# [Fragmento del documento]
────────────────────
Desde que su visita oficial a Italia en junio de 1934 resultara tan poco exitosa, Hitler sentía desconfianza, si no hacia Mussolini, sí, en cambio, hacia los italianos y su política. Ahora, sumido en la duda, recordó el testamento político de Hindenburg, según el cual Alemania jamás debía marchar de nuevo al lado de Italia. Bajo la dirección de Inglaterra, la Sociedad de Naciones iba a imponer sanciones económicas a Italia. Era el momento, opinaba Hitler, de inclinarse de una vez por todas por los ingleses o por los italianos. Se trataba de una decisión muy seria. Al igual que repetiría más tarde con frecuencia, decía estar dispuesto a garantizar su imperio a los ingleses a cambio de un acuerdo global. Sin embargo, las circunstancias no le dejaban elección. Lo forzaban a optar por Mussolini. No le resultó fácil elegir, a pesar de la afinidad ideológica y de la relación personal que habían iniciado. Días después, Hitler seguía manifestando su pesar por haberse visto obligado a dar aquel paso, y se mostró muy aliviado cuando, unas semanas después, resultó que las sanciones impuestas a Italia respetaban a este país en puntos decisivos. Hitler pensó que ni Francia ni Inglaterra querían correr ningún riesgo. Lo que más adelante parecería una demostración de soberbia no fue sino el resultado de tales experiencias. Según concluyó Hitler entonces, los gobiernos occidentales se habían mostrado débiles e indecisos.
────────────────────
# [Datos proporcionados]

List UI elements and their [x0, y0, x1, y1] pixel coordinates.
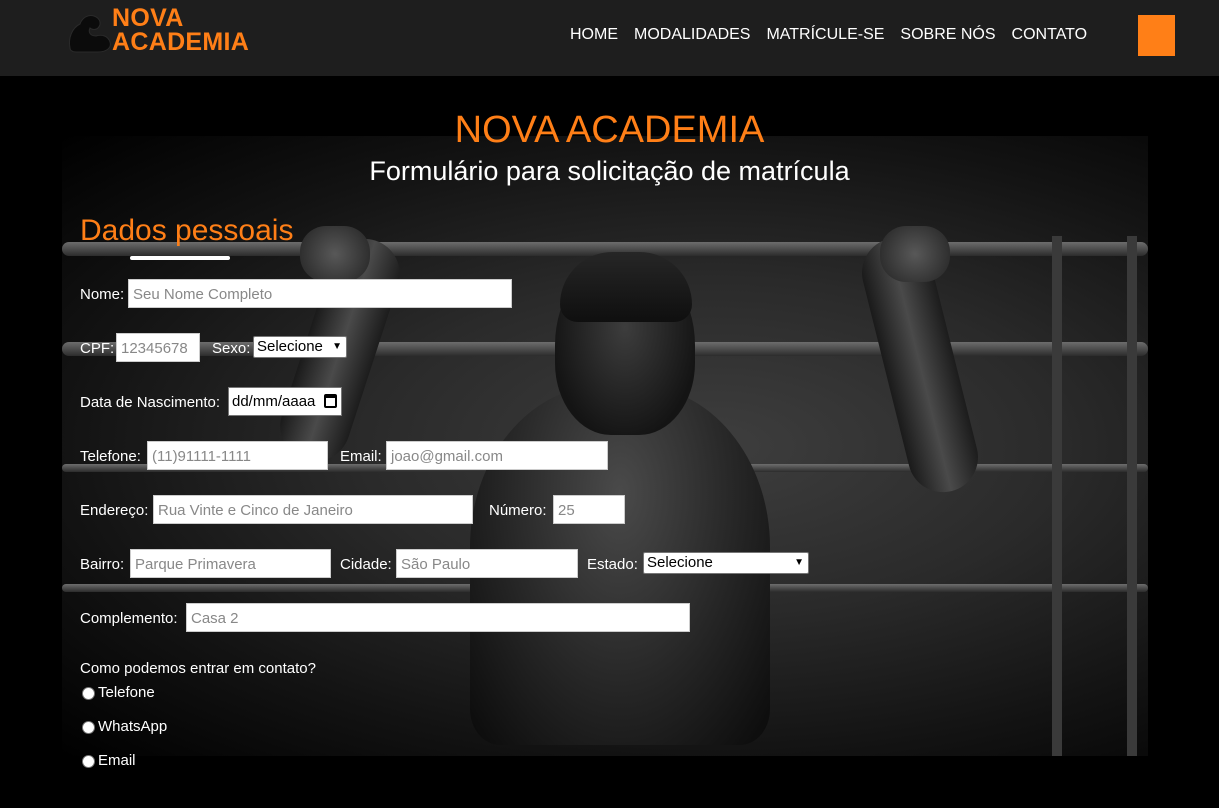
sexo-select[interactable]: Selecione ▼: [253, 336, 347, 358]
menu-toggle-button[interactable]: [1138, 15, 1175, 56]
nome-label: Nome:: [80, 286, 125, 303]
cidade-label: Cidade:: [340, 556, 392, 573]
brand-name: NOVA ACADEMIA: [112, 4, 250, 56]
radio-label: Telefone: [98, 684, 155, 701]
email-input[interactable]: joao@gmail.com: [386, 441, 608, 470]
brand-line-1: NOVA: [112, 4, 184, 32]
nav-menu: HOME MODALIDADES MATRÍCULE-SE SOBRE NÓS …: [570, 24, 1103, 48]
brand-logo[interactable]: NOVA ACADEMIA: [66, 6, 256, 58]
radio-label: Email: [98, 752, 136, 769]
telefone-input[interactable]: (11)91111-1111: [147, 441, 328, 470]
telefone-label: Telefone:: [80, 448, 141, 465]
nascimento-label: Data de Nascimento:: [80, 394, 221, 411]
estado-label: Estado:: [587, 556, 638, 573]
section-underline: [130, 256, 230, 260]
left-hand-shape: [300, 226, 370, 282]
numero-input[interactable]: 25: [553, 495, 625, 524]
estado-select-value: Selecione: [647, 554, 713, 571]
complemento-label: Complemento:: [80, 610, 178, 627]
sexo-label: Sexo:: [212, 340, 251, 357]
cpf-input[interactable]: 12345678: [116, 333, 200, 362]
nav-sobre-nos[interactable]: SOBRE NÓS: [900, 24, 995, 48]
chevron-down-icon: ▼: [794, 557, 804, 568]
contato-option-telefone[interactable]: Telefone: [80, 683, 155, 703]
flexed-arm-icon: [69, 15, 111, 53]
nav-home[interactable]: HOME: [570, 24, 618, 48]
radio-button[interactable]: [82, 720, 95, 734]
right-hand-shape: [880, 226, 950, 282]
nav-matricule-se[interactable]: MATRÍCULE-SE: [766, 24, 884, 48]
page-subtitle: Formulário para solicitação de matrícula: [369, 156, 850, 186]
section-title: Dados pessoais: [80, 214, 294, 247]
bairro-input[interactable]: Parque Primavera: [130, 549, 331, 578]
nav-contato[interactable]: CONTATO: [1012, 24, 1088, 48]
sexo-select-value: Selecione: [257, 338, 323, 355]
cidade-input[interactable]: São Paulo: [396, 549, 578, 578]
navbar: NOVA ACADEMIA HOME MODALIDADES MATRÍCULE…: [0, 0, 1219, 76]
brand-line-2: ACADEMIA: [112, 28, 250, 56]
radio-label: WhatsApp: [98, 718, 168, 735]
numero-label: Número:: [489, 502, 547, 519]
cap-shape: [560, 252, 692, 322]
email-label: Email:: [340, 448, 382, 465]
endereco-input[interactable]: Rua Vinte e Cinco de Janeiro: [153, 495, 473, 524]
radio-button[interactable]: [82, 754, 95, 768]
radio-button[interactable]: [82, 686, 95, 700]
page-title: NOVA ACADEMIA: [454, 109, 765, 151]
nome-input[interactable]: Seu Nome Completo: [128, 279, 512, 308]
estado-select[interactable]: Selecione ▼: [643, 552, 809, 574]
contato-option-email[interactable]: Email: [80, 751, 136, 771]
nav-modalidades[interactable]: MODALIDADES: [634, 24, 750, 48]
nascimento-date-value: dd/mm/aaaa: [232, 393, 316, 410]
complemento-input[interactable]: Casa 2: [186, 603, 690, 632]
endereco-label: Endereço:: [80, 502, 149, 519]
contato-question: Como podemos entrar em contato?: [80, 660, 316, 677]
chevron-down-icon: ▼: [332, 341, 342, 352]
contato-option-whatsapp[interactable]: WhatsApp: [80, 717, 167, 737]
nascimento-date-input[interactable]: dd/mm/aaaa: [228, 387, 342, 416]
calendar-icon[interactable]: [324, 394, 337, 408]
cpf-label: CPF:: [80, 340, 115, 357]
bairro-label: Bairro:: [80, 556, 125, 573]
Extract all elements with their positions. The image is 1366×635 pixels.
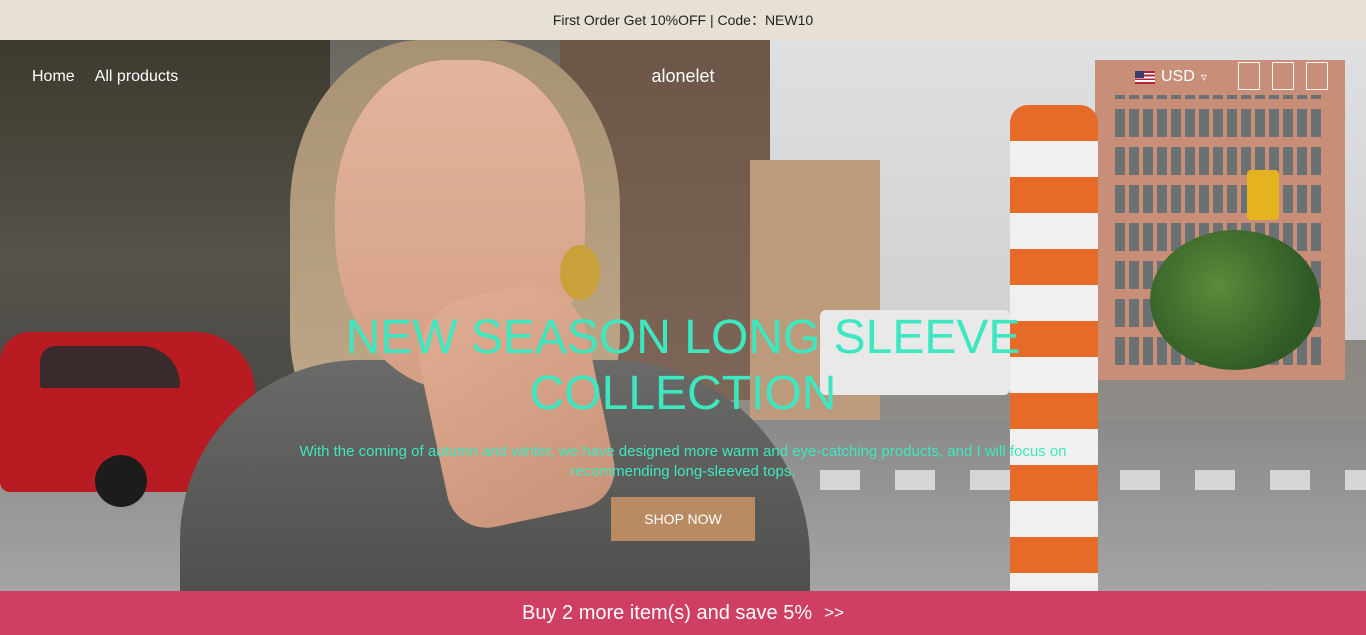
hero-banner[interactable]: NEW SEASON LONG SLEEVE COLLECTION With t…	[0, 40, 1366, 591]
site-header: Home All products alonelet USD ▿	[0, 40, 1366, 112]
cart-icon[interactable]	[1306, 62, 1328, 90]
shop-now-button[interactable]: SHOP NOW	[611, 497, 755, 541]
announcement-bar: First Order Get 10%OFF | Code：NEW10	[0, 0, 1366, 40]
account-icon[interactable]	[1272, 62, 1294, 90]
hero-photo-earring	[560, 245, 600, 300]
promo-text: Buy 2 more item(s) and save 5%	[522, 601, 813, 624]
search-icon[interactable]	[1238, 62, 1260, 90]
promo-arrow-icon[interactable]: >>	[824, 603, 844, 623]
hero-text-block: NEW SEASON LONG SLEEVE COLLECTION With t…	[0, 310, 1366, 482]
hero-subtitle: With the coming of autumn and winter, we…	[299, 443, 1067, 480]
chevron-down-icon: ▿	[1200, 70, 1207, 84]
hero-title: NEW SEASON LONG SLEEVE COLLECTION	[345, 311, 1021, 420]
hero-photo-traffic-light	[1247, 170, 1279, 220]
currency-selector[interactable]: USD ▿	[1135, 68, 1207, 86]
promo-bar[interactable]: Buy 2 more item(s) and save 5% >>	[0, 591, 1366, 635]
site-logo-text[interactable]: alonelet	[651, 66, 714, 86]
currency-label: USD	[1161, 68, 1195, 85]
announcement-text: First Order Get 10%OFF | Code：NEW10	[552, 12, 814, 28]
us-flag-icon	[1135, 70, 1155, 84]
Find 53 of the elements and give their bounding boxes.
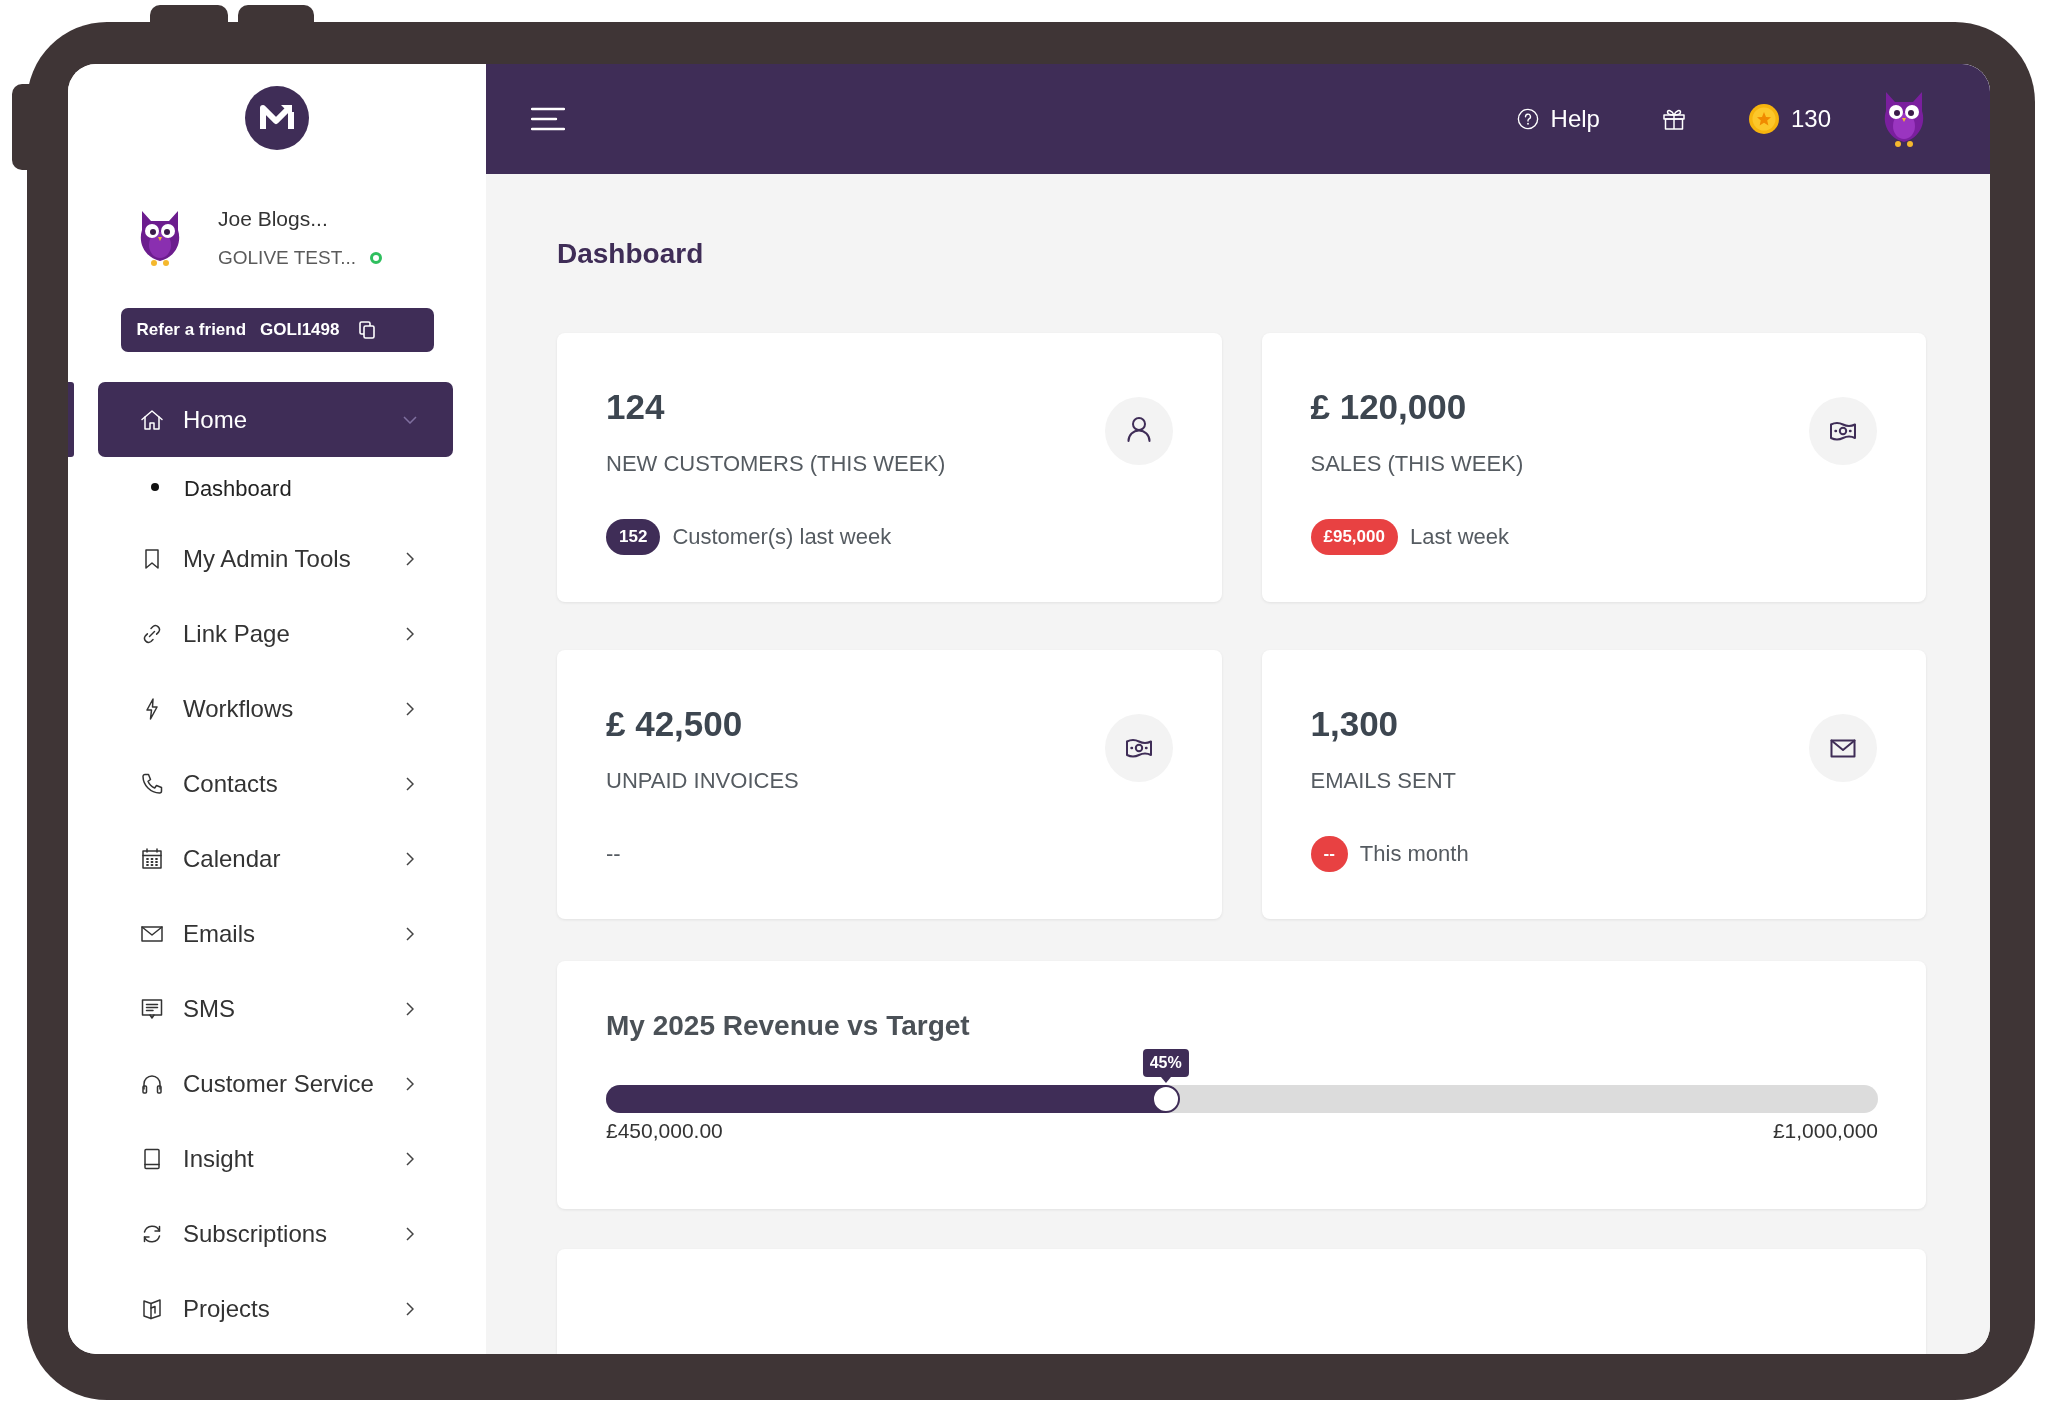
────────────────────
# [Tarea asignada 1]
Responde estas preguntas a partir del fragmento sobre Hitler e Italia:
(a) ¿En qué mes y año realizó Hitler su visita oficial a Italia?
(b) ¿Qué organismo iba a imponer sanciones económicas a Italia y bajo la dirección de qué país?
(c) Según concluyó Hitler, ¿cómo se habían mostrado los gobiernos occidentales?
# [Tarea asignada 2]
Retoma el fragmento sobre Hitler e Italia y continúalo a partir de su última oración.
Las filas proceden de otra fuente distinta del fragmento.

# [Resultado 1]
(a) En junio de 1934.
(b) La Sociedad de Naciones, bajo la dirección de Inglaterra.
(c) Débiles e indecisos.

# [Resultado 2]
Esta opinión se vio reforzada cuando, el 7 de marzo de 1936, las tropas alemanas penetraron en la Renania desmilitarizada. Esto suponía una flagrante violación de los acuerdos de Locarno y habría justificado la contraofensiva militar de las potencias implicadas. Hitler esperó, nervioso, las primeras reacciones. Todos los compartimentos del vagón especial en que viajamos a Munich en el atardecer de aquel día rebosaban una atmósfera de tremenda tensión que surgía de la cabina que ocupaba el
Führer
. En una de las estaciones se hizo llegar una noticia al vagón y Hitler respiró aliviado:

—¡Por fin! El rey de Inglaterra no interviene. Mantiene su palabra. Entonces, todo irá bien.

La reacción de Hitler delataba su desconocimiento del escaso margen que la Constitución inglesa dejaba a la Corona frente al Parlamento y al Gobierno. Con todo, es verdad que una intervención militar habría requerido posiblemente la anuencia del rey; quizá Hitler se refería a esto. De todos modos, estuvo muy preocupado y tiempo después, cuando ya se hallaba en guerra con casi todo el mundo, siguió calificando su entrada en Renania como la más osada de todas sus empresas.

—No teníamos un ejército digno de tal nombre: ni si quiera habríamos podido imponernos a Polonia. Si los franceses se hubieran puesto serios, nos habrían vencido fácilmente. Nuestra resistencia habría estado en las últimas en un par de días. Y nuestras fuerzas aéreas eran poco menos que ridículas: sólo teníamos algunos Ju 52 de la Lufthansa, y ni siquiera disponíamos de bastantes bombas para esos aparatos.

Después de la abdicación del rey Eduardo VIII, más tarde duque de Windsor, volvió a hablar con frecuencia de la supuesta comprensión que sentía aquel hombre por la Alemania nacionalsocialista:

—Estoy seguro de que con él habríamos podido establecer unas relaciones cordiales y duraderas con Inglaterra. Todo habría sido distinto. Su abdicación fue una dura pérdida para nosotros.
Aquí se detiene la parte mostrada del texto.